§ **PROVIDED DATA**
▬▬▬
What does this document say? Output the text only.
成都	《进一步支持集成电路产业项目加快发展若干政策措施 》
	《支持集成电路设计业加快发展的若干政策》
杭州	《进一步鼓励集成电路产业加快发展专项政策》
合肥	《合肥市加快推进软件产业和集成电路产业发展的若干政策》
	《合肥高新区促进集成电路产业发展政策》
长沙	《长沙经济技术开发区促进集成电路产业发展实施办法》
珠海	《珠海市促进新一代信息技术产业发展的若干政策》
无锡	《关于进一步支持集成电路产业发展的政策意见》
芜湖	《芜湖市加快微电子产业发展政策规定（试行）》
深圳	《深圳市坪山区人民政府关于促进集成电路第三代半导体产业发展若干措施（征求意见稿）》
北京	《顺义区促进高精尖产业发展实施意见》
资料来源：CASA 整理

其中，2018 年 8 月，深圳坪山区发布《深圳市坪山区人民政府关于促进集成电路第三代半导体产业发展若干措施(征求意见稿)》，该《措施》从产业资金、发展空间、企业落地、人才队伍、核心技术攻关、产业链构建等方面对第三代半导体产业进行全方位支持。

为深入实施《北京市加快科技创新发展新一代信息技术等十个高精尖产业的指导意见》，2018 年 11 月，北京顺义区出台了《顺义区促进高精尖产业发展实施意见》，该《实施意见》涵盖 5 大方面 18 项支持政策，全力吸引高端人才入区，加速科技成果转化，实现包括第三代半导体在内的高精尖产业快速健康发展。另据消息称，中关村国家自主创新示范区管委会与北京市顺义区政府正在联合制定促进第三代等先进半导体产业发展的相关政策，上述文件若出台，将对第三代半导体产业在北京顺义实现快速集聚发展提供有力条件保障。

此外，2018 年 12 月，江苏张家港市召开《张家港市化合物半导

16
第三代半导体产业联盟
▬▬▬
Your task is to collect every line above that contains the word "征求意见稿".

§ **SOLVED EXERCISE**
深圳	《深圳市坪山区人民政府关于促进集成电路第三代半导体产业发展若干措施（征求意见稿）》
其中，2018 年 8 月，深圳坪山区发布《深圳市坪山区人民政府关于促进集成电路第三代半导体产业发展若干措施(征求意见稿)》，该《措施》从产业资金、发展空间、企业落地、人才队伍、核心技术攻关、产业链构建等方面对第三代半导体产业进行全方位支持。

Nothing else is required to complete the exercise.